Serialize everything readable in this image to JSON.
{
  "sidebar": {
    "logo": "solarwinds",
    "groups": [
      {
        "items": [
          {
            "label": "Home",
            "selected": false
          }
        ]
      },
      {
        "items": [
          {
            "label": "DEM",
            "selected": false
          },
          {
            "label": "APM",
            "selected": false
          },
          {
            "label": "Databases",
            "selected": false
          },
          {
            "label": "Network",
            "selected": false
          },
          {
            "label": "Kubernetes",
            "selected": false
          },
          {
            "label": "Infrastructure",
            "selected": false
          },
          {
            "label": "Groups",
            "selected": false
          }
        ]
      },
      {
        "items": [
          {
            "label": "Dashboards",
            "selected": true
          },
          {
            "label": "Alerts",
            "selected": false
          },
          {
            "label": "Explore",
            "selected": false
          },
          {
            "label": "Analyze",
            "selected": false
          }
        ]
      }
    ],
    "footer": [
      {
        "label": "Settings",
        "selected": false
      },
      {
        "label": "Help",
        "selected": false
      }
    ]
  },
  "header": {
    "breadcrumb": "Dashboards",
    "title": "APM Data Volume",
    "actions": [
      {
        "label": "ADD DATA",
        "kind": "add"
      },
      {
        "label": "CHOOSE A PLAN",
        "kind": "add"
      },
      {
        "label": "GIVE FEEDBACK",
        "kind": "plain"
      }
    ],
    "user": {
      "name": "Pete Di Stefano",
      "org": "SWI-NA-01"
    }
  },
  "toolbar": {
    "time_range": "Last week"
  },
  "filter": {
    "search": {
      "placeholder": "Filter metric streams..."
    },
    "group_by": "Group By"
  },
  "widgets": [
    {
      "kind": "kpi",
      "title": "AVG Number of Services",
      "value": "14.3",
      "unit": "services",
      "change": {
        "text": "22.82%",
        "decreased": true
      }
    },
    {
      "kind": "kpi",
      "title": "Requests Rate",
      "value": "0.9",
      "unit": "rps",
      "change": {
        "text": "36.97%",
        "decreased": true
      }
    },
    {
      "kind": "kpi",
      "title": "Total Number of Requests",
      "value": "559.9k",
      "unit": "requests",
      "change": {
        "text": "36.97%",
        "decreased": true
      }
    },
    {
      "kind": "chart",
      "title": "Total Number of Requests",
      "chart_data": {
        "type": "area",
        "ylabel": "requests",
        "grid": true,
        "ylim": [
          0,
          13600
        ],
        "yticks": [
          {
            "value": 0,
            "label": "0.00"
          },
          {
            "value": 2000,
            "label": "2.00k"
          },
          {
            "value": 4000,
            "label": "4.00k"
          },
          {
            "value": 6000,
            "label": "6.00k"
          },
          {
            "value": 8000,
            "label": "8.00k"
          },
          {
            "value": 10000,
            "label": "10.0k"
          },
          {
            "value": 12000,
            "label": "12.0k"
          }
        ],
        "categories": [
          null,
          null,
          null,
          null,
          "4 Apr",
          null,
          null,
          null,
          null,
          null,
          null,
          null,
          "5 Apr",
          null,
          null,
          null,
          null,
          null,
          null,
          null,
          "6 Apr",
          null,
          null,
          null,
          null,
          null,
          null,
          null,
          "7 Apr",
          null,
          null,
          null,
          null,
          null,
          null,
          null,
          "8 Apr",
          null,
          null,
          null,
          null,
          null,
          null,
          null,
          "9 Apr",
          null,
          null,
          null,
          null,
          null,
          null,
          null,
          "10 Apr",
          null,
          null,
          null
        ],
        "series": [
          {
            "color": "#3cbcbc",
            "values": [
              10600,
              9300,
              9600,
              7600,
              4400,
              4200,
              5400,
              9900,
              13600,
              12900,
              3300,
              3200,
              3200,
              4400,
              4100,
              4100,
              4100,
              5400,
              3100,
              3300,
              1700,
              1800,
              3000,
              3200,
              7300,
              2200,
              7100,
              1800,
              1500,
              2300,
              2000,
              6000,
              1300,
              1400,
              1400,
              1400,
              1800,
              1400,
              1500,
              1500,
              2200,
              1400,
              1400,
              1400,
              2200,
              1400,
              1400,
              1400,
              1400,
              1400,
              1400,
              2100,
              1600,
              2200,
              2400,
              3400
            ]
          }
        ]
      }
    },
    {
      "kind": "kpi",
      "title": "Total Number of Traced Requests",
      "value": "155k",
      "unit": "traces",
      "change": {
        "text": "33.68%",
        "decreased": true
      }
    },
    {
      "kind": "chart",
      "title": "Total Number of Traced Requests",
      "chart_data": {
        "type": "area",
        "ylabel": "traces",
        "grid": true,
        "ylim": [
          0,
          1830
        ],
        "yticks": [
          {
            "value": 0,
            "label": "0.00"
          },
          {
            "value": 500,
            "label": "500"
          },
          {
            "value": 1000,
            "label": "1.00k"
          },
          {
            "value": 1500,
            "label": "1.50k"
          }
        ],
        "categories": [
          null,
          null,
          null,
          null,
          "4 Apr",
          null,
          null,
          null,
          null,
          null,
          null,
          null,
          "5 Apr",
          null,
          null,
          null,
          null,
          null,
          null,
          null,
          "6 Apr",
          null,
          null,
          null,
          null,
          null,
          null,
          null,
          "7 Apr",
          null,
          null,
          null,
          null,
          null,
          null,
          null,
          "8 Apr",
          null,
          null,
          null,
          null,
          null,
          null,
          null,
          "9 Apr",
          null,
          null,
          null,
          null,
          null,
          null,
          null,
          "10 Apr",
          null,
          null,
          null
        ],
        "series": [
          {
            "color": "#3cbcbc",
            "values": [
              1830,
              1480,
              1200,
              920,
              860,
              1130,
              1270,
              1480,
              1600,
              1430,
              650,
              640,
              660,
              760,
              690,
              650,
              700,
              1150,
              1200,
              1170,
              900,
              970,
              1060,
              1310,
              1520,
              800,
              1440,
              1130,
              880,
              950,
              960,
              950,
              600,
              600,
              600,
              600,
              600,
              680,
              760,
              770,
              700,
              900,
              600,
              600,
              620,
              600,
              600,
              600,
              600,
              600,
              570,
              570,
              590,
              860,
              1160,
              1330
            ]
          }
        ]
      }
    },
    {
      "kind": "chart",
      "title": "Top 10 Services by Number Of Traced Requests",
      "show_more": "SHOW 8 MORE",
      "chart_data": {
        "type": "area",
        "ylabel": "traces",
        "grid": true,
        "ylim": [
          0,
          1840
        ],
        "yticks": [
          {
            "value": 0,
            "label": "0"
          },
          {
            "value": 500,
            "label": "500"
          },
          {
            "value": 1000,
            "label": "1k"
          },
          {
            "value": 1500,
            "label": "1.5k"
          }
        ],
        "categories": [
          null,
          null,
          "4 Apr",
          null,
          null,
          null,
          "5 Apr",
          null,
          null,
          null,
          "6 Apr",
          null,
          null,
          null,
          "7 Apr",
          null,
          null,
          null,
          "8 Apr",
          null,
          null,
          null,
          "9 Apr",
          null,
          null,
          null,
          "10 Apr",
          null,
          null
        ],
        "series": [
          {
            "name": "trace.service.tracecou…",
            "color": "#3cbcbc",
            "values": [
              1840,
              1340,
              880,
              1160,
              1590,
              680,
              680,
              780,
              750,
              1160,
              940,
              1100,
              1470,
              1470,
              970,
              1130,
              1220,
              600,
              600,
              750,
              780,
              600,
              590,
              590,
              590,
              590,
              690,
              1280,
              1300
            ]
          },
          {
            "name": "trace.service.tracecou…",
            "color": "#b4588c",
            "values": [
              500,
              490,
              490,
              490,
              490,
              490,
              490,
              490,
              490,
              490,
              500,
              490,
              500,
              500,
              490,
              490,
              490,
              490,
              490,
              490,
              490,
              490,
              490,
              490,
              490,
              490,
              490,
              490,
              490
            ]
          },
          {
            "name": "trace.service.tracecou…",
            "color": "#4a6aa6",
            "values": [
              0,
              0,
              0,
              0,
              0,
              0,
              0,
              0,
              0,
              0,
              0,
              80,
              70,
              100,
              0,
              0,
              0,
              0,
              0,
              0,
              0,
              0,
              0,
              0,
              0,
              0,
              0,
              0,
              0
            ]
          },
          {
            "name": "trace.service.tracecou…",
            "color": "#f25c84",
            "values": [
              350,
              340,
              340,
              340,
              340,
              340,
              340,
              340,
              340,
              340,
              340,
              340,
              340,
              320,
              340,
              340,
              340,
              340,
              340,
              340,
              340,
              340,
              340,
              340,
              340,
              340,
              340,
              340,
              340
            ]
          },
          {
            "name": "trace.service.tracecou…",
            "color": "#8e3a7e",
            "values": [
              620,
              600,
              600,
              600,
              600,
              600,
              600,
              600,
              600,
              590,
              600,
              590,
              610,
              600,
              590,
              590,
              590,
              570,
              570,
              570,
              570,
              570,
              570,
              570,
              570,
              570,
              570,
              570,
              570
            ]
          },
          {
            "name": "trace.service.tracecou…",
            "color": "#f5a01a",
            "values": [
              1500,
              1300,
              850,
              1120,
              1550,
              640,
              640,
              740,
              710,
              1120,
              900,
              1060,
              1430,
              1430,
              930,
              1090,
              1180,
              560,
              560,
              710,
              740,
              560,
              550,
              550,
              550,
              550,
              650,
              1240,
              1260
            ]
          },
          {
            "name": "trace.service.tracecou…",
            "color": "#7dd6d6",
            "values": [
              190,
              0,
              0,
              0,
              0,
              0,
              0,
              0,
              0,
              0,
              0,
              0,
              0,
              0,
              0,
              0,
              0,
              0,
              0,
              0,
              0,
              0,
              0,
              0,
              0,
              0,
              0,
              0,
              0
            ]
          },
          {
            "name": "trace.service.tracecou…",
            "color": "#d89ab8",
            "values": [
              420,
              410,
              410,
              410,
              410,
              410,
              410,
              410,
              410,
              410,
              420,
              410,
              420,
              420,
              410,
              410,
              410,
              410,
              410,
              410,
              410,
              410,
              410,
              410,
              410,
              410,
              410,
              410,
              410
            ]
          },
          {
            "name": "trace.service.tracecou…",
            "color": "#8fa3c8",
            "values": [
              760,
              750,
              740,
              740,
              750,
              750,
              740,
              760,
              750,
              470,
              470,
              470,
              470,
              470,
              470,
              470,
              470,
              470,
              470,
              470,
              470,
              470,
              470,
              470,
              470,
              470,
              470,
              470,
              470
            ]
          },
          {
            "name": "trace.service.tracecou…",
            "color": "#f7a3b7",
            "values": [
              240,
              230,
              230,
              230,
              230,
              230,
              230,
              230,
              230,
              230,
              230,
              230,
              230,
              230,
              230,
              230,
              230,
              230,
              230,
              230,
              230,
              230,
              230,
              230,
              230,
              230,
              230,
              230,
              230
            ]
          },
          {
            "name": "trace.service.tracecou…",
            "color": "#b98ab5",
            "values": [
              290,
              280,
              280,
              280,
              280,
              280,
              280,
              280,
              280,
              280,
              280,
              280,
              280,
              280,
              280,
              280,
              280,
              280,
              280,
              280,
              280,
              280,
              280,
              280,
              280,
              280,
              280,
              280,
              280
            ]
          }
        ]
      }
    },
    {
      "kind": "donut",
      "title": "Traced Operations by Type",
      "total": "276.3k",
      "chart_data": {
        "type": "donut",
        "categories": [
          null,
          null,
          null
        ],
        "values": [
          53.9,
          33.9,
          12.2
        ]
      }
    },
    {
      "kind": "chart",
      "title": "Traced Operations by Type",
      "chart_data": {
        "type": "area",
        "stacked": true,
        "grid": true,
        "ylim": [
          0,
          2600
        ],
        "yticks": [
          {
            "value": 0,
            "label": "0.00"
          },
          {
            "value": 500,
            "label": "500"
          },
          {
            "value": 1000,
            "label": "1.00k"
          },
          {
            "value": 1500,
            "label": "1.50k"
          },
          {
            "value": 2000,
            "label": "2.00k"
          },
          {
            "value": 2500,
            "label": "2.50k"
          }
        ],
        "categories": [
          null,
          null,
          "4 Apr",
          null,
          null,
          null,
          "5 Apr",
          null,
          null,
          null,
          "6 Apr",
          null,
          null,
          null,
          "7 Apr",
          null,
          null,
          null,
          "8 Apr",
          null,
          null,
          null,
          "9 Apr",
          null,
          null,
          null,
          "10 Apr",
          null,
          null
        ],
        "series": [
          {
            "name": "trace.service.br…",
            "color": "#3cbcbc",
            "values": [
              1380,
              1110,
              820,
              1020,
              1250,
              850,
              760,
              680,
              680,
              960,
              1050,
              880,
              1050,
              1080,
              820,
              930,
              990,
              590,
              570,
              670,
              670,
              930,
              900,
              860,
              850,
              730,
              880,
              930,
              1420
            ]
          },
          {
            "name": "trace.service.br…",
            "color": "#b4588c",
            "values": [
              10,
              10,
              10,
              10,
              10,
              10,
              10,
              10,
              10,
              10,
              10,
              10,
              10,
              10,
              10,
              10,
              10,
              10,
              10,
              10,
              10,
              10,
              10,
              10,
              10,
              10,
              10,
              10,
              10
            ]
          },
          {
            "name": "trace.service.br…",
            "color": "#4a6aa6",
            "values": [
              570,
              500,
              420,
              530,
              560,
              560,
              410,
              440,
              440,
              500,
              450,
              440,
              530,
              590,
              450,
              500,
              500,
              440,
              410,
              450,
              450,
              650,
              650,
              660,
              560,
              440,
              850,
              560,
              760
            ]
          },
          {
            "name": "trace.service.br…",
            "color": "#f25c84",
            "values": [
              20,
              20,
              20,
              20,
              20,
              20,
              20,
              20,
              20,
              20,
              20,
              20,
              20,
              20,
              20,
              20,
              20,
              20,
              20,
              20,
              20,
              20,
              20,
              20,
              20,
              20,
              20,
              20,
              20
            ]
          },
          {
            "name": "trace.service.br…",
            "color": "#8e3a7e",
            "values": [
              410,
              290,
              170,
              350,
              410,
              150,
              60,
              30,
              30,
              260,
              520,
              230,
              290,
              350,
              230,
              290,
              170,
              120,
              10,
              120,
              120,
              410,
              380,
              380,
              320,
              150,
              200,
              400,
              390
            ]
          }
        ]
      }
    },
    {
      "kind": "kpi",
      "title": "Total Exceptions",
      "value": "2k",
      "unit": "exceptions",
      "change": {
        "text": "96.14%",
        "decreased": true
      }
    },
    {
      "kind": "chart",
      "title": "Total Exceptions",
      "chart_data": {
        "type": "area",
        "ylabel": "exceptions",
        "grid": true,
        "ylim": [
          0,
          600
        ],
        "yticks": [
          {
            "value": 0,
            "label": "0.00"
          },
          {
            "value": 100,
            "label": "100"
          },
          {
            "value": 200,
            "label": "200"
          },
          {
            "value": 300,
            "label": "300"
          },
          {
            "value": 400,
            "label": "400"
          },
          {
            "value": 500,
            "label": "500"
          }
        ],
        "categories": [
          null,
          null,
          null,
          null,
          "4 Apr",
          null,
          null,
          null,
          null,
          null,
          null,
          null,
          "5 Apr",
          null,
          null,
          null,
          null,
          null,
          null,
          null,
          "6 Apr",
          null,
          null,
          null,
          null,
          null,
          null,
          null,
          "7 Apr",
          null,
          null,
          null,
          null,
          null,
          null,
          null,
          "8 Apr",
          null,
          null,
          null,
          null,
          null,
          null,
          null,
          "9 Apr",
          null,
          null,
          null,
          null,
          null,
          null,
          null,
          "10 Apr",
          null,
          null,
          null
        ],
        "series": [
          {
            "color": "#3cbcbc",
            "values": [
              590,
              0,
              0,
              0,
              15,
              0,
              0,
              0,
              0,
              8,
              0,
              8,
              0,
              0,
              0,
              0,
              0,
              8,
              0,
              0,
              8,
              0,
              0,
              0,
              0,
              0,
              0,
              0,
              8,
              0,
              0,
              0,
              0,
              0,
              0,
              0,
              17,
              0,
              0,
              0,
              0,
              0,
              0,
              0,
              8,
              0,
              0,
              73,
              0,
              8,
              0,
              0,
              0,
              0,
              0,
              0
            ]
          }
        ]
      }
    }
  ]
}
=======
• **Problem to solve**
Go through the data and gather every line that holds "unit".

• **Problem solution**
      "unit": "services",
      "unit": "rps",
      "unit": "requests",
      "unit": "traces",
      "unit": "exceptions",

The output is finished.